Records about charts and figures:
-- -- --

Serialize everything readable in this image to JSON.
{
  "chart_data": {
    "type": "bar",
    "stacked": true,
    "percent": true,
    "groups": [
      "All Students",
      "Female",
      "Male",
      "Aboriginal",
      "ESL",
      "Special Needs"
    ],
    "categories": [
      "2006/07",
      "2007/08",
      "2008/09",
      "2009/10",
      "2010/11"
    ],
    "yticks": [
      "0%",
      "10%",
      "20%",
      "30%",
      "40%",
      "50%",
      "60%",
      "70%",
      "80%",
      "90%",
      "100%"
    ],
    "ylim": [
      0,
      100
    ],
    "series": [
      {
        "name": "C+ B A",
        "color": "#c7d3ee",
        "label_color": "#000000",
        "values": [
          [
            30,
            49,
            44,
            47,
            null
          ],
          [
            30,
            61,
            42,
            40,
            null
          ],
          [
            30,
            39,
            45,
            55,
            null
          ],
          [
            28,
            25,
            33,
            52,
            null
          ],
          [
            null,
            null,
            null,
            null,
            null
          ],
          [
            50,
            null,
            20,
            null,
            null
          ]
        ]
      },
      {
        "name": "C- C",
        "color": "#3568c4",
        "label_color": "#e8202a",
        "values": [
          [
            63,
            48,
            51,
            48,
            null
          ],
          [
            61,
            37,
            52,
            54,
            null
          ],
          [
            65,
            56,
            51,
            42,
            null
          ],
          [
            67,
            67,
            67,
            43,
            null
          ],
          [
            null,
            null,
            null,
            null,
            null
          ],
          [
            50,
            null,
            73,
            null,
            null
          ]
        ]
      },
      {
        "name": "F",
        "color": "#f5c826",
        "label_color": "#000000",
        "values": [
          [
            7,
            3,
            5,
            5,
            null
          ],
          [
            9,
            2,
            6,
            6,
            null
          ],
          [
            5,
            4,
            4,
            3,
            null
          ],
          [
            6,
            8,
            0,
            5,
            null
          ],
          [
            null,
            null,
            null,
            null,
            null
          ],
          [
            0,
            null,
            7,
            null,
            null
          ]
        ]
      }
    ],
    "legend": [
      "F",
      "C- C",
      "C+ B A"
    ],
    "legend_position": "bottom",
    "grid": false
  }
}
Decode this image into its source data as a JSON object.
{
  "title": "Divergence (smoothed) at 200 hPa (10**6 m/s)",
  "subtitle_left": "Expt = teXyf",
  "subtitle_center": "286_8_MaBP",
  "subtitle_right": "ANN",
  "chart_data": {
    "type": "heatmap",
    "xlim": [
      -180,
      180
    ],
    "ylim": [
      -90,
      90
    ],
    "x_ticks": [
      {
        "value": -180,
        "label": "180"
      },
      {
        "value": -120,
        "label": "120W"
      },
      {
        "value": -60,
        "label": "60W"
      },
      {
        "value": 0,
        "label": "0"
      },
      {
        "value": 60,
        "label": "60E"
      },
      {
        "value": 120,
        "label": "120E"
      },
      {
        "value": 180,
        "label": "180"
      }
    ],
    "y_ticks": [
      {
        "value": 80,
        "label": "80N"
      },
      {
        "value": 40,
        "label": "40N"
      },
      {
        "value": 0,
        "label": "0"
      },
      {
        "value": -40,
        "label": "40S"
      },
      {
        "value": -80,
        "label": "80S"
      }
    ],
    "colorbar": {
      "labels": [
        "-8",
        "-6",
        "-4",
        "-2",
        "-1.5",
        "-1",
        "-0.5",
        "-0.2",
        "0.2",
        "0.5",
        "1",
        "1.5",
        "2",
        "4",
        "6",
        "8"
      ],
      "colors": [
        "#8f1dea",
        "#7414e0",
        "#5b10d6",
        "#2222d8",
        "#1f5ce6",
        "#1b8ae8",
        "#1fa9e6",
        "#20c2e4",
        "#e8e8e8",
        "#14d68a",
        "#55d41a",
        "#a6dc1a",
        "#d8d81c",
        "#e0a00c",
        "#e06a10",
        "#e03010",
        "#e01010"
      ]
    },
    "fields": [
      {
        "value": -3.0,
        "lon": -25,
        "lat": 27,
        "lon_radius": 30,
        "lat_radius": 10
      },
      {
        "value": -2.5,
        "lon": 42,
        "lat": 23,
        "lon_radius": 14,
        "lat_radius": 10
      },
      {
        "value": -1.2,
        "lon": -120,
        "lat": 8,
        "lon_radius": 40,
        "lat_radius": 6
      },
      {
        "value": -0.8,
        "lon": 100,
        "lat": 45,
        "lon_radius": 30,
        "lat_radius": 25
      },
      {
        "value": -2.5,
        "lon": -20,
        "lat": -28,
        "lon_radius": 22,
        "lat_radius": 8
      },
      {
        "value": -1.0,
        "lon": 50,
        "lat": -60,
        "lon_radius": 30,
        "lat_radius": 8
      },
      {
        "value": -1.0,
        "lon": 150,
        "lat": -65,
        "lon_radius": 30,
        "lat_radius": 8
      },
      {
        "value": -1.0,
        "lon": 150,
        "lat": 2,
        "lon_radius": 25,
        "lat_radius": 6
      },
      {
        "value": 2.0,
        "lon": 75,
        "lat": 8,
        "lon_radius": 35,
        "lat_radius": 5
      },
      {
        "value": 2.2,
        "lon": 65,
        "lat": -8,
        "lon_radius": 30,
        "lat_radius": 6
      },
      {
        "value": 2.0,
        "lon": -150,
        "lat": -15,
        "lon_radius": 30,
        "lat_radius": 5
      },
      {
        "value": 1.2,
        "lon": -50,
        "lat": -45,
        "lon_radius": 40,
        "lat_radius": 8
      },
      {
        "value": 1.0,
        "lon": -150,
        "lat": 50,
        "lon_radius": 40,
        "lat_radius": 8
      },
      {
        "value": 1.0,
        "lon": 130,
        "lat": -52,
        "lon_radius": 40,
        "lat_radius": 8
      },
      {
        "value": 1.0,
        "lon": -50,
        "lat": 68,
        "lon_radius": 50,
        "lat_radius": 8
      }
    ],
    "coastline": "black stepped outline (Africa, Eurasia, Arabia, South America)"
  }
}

-- -- --

== Task requirements ==
Make an exact copy of the data above.

== Complete answer ==
Serialize everything readable in this image to JSON.
{
  "chart_data": {
    "type": "bar",
    "stacked": true,
    "percent": true,
    "groups": [
      "All Students",
      "Female",
      "Male",
      "Aboriginal",
      "ESL",
      "Special Needs"
    ],
    "categories": [
      "2006/07",
      "2007/08",
      "2008/09",
      "2009/10",
      "2010/11"
    ],
    "yticks": [
      "0%",
      "10%",
      "20%",
      "30%",
      "40%",
      "50%",
      "60%",
      "70%",
      "80%",
      "90%",
      "100%"
    ],
    "ylim": [
      0,
      100
    ],
    "series": [
      {
        "name": "C+ B A",
        "color": "#c7d3ee",
        "label_color": "#000000",
        "values": [
          [
            30,
            49,
            44,
            47,
            null
          ],
          [
            30,
            61,
            42,
            40,
            null
          ],
          [
            30,
            39,
            45,
            55,
            null
          ],
          [
            28,
            25,
            33,
            52,
            null
          ],
          [
            null,
            null,
            null,
            null,
            null
          ],
          [
            50,
            null,
            20,
            null,
            null
          ]
        ]
      },
      {
        "name": "C- C",
        "color": "#3568c4",
        "label_color": "#e8202a",
        "values": [
          [
            63,
            48,
            51,
            48,
            null
          ],
          [
            61,
            37,
            52,
            54,
            null
          ],
          [
            65,
            56,
            51,
            42,
            null
          ],
          [
            67,
            67,
            67,
            43,
            null
          ],
          [
            null,
            null,
            null,
            null,
            null
          ],
          [
            50,
            null,
            73,
            null,
            null
          ]
        ]
      },
      {
        "name": "F",
        "color": "#f5c826",
        "label_color": "#000000",
        "values": [
          [
            7,
            3,
            5,
            5,
            null
          ],
          [
            9,
            2,
            6,
            6,
            null
          ],
          [
            5,
            4,
            4,
            3,
            null
          ],
          [
            6,
            8,
            0,
            5,
            null
          ],
          [
            null,
            null,
            null,
            null,
            null
          ],
          [
            0,
            null,
            7,
            null,
            null
          ]
        ]
      }
    ],
    "legend": [
      "F",
      "C- C",
      "C+ B A"
    ],
    "legend_position": "bottom",
    "grid": false
  }
}
Decode this image into its source data as a JSON object.
{
  "title": "Divergence (smoothed) at 200 hPa (10**6 m/s)",
  "subtitle_left": "Expt = teXyf",
  "subtitle_center": "286_8_MaBP",
  "subtitle_right": "ANN",
  "chart_data": {
    "type": "heatmap",
    "xlim": [
      -180,
      180
    ],
    "ylim": [
      -90,
      90
    ],
    "x_ticks": [
      {
        "value": -180,
        "label": "180"
      },
      {
        "value": -120,
        "label": "120W"
      },
      {
        "value": -60,
        "label": "60W"
      },
      {
        "value": 0,
        "label": "0"
      },
      {
        "value": 60,
        "label": "60E"
      },
      {
        "value": 120,
        "label": "120E"
      },
      {
        "value": 180,
        "label": "180"
      }
    ],
    "y_ticks": [
      {
        "value": 80,
        "label": "80N"
      },
      {
        "value": 40,
        "label": "40N"
      },
      {
        "value": 0,
        "label": "0"
      },
      {
        "value": -40,
        "label": "40S"
      },
      {
        "value": -80,
        "label": "80S"
      }
    ],
    "colorbar": {
      "labels": [
        "-8",
        "-6",
        "-4",
        "-2",
        "-1.5",
        "-1",
        "-0.5",
        "-0.2",
        "0.2",
        "0.5",
        "1",
        "1.5",
        "2",
        "4",
        "6",
        "8"
      ],
      "colors": [
        "#8f1dea",
        "#7414e0",
        "#5b10d6",
        "#2222d8",
        "#1f5ce6",
        "#1b8ae8",
        "#1fa9e6",
        "#20c2e4",
        "#e8e8e8",
        "#14d68a",
        "#55d41a",
        "#a6dc1a",
        "#d8d81c",
        "#e0a00c",
        "#e06a10",
        "#e03010",
        "#e01010"
      ]
    },
    "fields": [
      {
        "value": -3.0,
        "lon": -25,
        "lat": 27,
        "lon_radius": 30,
        "lat_radius": 10
      },
      {
        "value": -2.5,
        "lon": 42,
        "lat": 23,
        "lon_radius": 14,
        "lat_radius": 10
      },
      {
        "value": -1.2,
        "lon": -120,
        "lat": 8,
        "lon_radius": 40,
        "lat_radius": 6
      },
      {
        "value": -0.8,
        "lon": 100,
        "lat": 45,
        "lon_radius": 30,
        "lat_radius": 25
      },
      {
        "value": -2.5,
        "lon": -20,
        "lat": -28,
        "lon_radius": 22,
        "lat_radius": 8
      },
      {
        "value": -1.0,
        "lon": 50,
        "lat": -60,
        "lon_radius": 30,
        "lat_radius": 8
      },
      {
        "value": -1.0,
        "lon": 150,
        "lat": -65,
        "lon_radius": 30,
        "lat_radius": 8
      },
      {
        "value": -1.0,
        "lon": 150,
        "lat": 2,
        "lon_radius": 25,
        "lat_radius": 6
      },
      {
        "value": 2.0,
        "lon": 75,
        "lat": 8,
        "lon_radius": 35,
        "lat_radius": 5
      },
      {
        "value": 2.2,
        "lon": 65,
        "lat": -8,
        "lon_radius": 30,
        "lat_radius": 6
      },
      {
        "value": 2.0,
        "lon": -150,
        "lat": -15,
        "lon_radius": 30,
        "lat_radius": 5
      },
      {
        "value": 1.2,
        "lon": -50,
        "lat": -45,
        "lon_radius": 40,
        "lat_radius": 8
      },
      {
        "value": 1.0,
        "lon": -150,
        "lat": 50,
        "lon_radius": 40,
        "lat_radius": 8
      },
      {
        "value": 1.0,
        "lon": 130,
        "lat": -52,
        "lon_radius": 40,
        "lat_radius": 8
      },
      {
        "value": 1.0,
        "lon": -50,
        "lat": 68,
        "lon_radius": 50,
        "lat_radius": 8
      }
    ],
    "coastline": "black stepped outline (Africa, Eurasia, Arabia, South America)"
  }
}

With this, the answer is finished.